# start of RECORDED DATA

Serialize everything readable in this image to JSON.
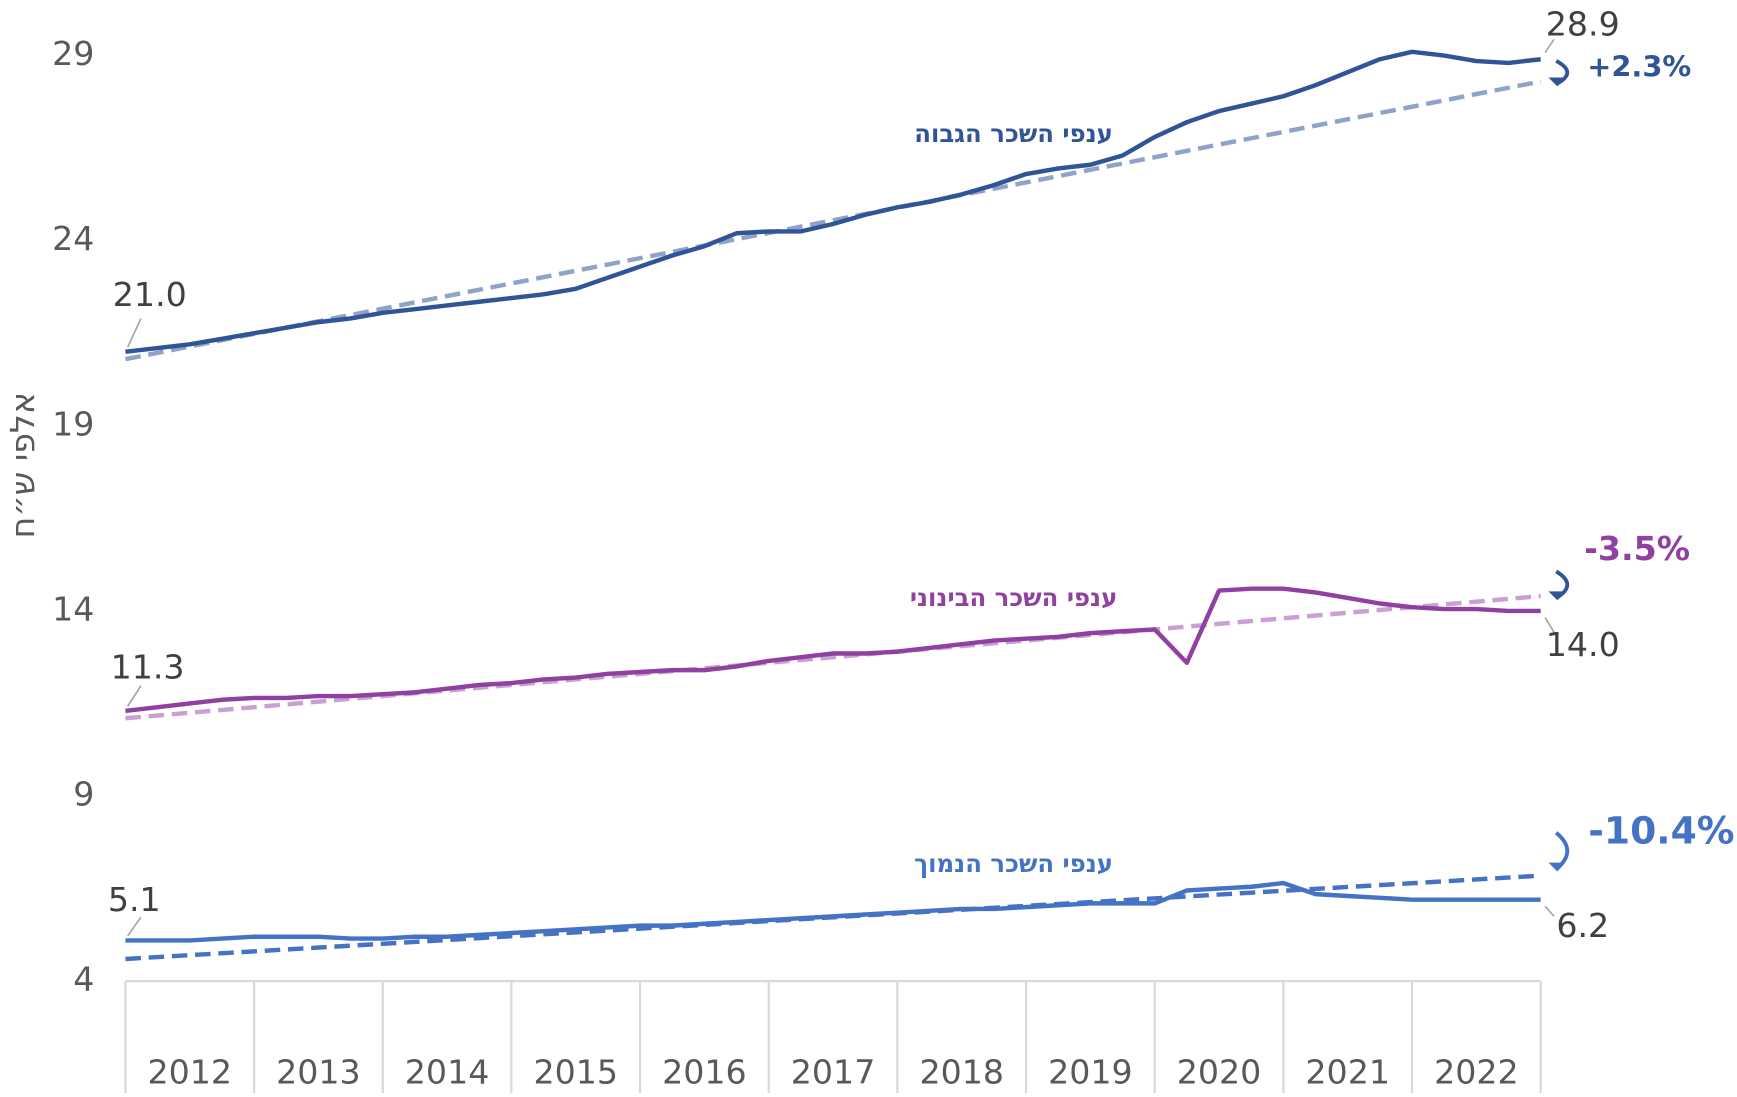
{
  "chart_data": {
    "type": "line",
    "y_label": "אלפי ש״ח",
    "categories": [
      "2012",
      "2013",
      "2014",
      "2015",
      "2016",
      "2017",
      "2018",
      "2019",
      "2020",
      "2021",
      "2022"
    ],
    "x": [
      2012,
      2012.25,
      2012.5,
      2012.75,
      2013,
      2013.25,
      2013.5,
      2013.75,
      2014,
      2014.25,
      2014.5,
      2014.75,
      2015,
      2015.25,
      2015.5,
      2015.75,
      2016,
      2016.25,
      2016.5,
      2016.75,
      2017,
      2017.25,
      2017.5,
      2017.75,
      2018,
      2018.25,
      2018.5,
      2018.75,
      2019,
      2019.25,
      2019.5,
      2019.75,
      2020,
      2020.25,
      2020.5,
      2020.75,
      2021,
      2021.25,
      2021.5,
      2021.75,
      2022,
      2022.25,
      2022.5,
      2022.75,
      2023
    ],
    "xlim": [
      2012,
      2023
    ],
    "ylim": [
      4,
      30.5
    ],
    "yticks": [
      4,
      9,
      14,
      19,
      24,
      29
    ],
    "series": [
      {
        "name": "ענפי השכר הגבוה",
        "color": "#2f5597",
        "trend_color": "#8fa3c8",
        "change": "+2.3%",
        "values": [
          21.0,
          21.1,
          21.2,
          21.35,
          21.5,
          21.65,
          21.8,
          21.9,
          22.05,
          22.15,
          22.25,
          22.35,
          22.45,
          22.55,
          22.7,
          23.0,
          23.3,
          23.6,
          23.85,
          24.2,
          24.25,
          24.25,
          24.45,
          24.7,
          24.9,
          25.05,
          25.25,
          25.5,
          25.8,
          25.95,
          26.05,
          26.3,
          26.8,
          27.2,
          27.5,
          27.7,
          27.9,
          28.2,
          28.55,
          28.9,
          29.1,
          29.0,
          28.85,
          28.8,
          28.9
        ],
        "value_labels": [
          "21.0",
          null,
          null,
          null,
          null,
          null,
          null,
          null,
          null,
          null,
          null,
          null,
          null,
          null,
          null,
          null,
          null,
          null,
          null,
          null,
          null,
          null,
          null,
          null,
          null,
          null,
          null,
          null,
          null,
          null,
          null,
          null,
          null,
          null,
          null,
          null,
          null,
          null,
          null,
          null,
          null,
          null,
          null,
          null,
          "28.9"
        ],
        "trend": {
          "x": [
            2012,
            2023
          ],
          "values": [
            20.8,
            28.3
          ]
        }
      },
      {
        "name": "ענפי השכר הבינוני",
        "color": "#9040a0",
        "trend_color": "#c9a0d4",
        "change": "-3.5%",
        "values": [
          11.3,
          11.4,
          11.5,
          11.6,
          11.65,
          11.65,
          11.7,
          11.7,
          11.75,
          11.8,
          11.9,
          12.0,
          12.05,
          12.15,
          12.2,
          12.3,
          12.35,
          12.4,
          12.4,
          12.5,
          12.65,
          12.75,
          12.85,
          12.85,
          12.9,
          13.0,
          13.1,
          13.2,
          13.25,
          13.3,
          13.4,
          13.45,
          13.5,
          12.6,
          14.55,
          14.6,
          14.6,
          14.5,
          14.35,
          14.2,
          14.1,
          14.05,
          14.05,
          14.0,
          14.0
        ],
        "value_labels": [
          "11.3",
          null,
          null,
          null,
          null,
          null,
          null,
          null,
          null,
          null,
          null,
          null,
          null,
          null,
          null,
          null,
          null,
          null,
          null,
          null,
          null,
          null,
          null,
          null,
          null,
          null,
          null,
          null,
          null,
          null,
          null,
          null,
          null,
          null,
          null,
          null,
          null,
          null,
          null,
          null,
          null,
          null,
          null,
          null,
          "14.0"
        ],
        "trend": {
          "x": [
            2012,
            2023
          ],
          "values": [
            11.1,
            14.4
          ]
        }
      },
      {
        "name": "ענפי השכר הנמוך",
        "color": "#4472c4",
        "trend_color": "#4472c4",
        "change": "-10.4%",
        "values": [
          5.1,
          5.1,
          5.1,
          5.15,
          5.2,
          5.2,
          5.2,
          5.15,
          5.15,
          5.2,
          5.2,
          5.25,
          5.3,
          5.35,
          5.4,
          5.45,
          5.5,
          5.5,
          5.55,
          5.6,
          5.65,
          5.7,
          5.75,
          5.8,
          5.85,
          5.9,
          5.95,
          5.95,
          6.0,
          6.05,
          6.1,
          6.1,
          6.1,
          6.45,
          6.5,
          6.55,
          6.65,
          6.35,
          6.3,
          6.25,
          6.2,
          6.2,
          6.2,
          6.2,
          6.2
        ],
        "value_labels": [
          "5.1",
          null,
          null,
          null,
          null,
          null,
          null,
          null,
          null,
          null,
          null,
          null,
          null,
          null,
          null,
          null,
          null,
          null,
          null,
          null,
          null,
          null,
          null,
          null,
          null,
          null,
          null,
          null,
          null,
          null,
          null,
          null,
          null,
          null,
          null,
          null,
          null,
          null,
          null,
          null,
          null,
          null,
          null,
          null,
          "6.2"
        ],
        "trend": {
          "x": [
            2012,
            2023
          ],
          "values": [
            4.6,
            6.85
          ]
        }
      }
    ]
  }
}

# end of RECORDED DATA
# start of RECORDED DATA

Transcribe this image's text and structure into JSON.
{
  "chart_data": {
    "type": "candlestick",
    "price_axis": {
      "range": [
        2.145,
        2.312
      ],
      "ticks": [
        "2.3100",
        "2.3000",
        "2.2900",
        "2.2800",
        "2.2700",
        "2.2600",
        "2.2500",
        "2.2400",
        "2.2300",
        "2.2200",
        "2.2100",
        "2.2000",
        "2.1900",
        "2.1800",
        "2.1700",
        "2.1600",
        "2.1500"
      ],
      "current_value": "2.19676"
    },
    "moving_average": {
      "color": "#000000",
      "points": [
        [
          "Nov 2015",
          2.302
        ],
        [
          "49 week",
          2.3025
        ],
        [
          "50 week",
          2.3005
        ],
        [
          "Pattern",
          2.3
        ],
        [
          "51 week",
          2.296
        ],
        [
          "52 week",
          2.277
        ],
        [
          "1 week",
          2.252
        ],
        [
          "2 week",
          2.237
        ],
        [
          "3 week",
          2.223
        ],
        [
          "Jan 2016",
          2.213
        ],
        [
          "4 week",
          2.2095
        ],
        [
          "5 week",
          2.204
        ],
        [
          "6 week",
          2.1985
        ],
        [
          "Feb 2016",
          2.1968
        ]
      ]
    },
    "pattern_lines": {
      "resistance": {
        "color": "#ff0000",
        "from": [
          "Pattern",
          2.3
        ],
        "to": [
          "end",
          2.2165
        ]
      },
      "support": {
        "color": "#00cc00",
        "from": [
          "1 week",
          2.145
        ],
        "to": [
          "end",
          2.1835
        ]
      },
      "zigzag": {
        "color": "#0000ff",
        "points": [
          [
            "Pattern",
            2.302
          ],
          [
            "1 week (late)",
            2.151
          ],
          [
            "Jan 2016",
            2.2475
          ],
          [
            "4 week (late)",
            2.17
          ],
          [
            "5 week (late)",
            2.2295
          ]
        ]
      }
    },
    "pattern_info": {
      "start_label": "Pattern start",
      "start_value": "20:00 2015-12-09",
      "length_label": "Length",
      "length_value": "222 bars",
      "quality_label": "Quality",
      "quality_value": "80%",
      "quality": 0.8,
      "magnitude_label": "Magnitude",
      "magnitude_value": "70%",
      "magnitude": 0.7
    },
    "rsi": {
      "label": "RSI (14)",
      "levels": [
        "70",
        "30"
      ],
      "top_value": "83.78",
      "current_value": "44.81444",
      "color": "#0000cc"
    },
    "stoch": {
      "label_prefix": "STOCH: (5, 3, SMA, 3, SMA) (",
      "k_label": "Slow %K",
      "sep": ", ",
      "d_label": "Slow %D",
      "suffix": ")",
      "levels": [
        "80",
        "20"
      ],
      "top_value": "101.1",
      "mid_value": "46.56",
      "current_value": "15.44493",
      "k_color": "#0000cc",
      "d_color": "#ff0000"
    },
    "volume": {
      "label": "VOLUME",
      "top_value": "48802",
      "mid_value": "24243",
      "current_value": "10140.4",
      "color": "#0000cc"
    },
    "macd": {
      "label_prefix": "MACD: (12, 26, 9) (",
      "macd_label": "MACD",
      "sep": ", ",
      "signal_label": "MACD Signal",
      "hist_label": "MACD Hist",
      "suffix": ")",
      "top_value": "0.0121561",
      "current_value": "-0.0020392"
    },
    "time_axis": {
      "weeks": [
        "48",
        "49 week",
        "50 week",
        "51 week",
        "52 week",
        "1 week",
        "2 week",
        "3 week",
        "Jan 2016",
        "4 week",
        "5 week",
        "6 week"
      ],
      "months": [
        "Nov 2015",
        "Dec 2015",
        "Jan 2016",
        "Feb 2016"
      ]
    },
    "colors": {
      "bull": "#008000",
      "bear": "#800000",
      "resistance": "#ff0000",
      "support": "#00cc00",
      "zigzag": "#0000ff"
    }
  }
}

# end of RECORDED DATA

- **WHAT IS ASKED**: Display every line of the listing that contains the string "image".

- **RESULT FOR THIS TASK**:
Serialize everything readable in this image to JSON.
Transcribe this image's text and structure into JSON.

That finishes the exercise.